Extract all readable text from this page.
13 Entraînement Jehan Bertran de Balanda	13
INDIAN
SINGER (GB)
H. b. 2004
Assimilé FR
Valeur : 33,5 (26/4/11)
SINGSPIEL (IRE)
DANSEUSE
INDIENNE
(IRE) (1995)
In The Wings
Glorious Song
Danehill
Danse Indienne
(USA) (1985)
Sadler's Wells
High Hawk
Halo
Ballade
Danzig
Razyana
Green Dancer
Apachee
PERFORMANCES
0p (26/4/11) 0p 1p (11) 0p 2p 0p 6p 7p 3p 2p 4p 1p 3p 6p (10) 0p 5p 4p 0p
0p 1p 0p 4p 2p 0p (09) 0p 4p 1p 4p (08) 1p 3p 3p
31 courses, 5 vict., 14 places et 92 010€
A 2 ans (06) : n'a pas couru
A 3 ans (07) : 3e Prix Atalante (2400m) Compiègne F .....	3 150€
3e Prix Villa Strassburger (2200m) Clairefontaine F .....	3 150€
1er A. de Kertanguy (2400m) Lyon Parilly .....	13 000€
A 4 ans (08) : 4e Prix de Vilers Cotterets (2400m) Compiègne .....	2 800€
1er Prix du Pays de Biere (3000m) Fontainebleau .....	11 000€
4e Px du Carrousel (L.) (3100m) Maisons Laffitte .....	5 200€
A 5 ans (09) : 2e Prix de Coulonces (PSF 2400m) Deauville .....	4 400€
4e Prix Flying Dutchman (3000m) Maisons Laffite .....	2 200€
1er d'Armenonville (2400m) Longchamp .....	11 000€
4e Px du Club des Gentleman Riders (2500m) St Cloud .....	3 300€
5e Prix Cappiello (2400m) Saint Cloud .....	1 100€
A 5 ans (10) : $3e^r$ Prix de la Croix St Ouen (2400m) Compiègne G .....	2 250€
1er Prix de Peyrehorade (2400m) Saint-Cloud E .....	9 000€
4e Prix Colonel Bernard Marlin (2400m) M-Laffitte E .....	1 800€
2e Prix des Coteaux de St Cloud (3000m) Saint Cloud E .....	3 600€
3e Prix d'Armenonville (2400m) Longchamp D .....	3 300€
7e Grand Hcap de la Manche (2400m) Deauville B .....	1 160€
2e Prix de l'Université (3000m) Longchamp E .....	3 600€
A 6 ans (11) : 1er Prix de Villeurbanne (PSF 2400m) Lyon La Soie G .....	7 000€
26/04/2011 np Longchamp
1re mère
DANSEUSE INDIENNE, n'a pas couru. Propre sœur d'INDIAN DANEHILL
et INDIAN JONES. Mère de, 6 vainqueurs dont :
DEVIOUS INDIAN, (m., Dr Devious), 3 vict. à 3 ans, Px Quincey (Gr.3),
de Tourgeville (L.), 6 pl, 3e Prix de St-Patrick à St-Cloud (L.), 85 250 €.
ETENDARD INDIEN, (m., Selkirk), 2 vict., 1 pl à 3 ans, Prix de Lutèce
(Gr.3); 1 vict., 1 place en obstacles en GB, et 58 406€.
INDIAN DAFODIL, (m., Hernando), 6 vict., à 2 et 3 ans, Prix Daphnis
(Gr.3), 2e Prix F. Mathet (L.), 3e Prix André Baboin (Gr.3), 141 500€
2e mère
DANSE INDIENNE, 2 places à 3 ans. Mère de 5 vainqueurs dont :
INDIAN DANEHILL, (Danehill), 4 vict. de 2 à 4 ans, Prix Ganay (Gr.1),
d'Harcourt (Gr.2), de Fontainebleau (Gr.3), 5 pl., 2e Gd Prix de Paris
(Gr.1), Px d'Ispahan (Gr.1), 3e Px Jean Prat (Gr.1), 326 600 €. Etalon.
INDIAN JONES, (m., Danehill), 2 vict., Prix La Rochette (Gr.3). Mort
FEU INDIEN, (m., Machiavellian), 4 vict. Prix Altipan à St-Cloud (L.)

● **Exercise description**
Go through the listing above line by line and say how many lines hold the word "Maisons". Reply with that number only.

● **Answer to this exercise**
2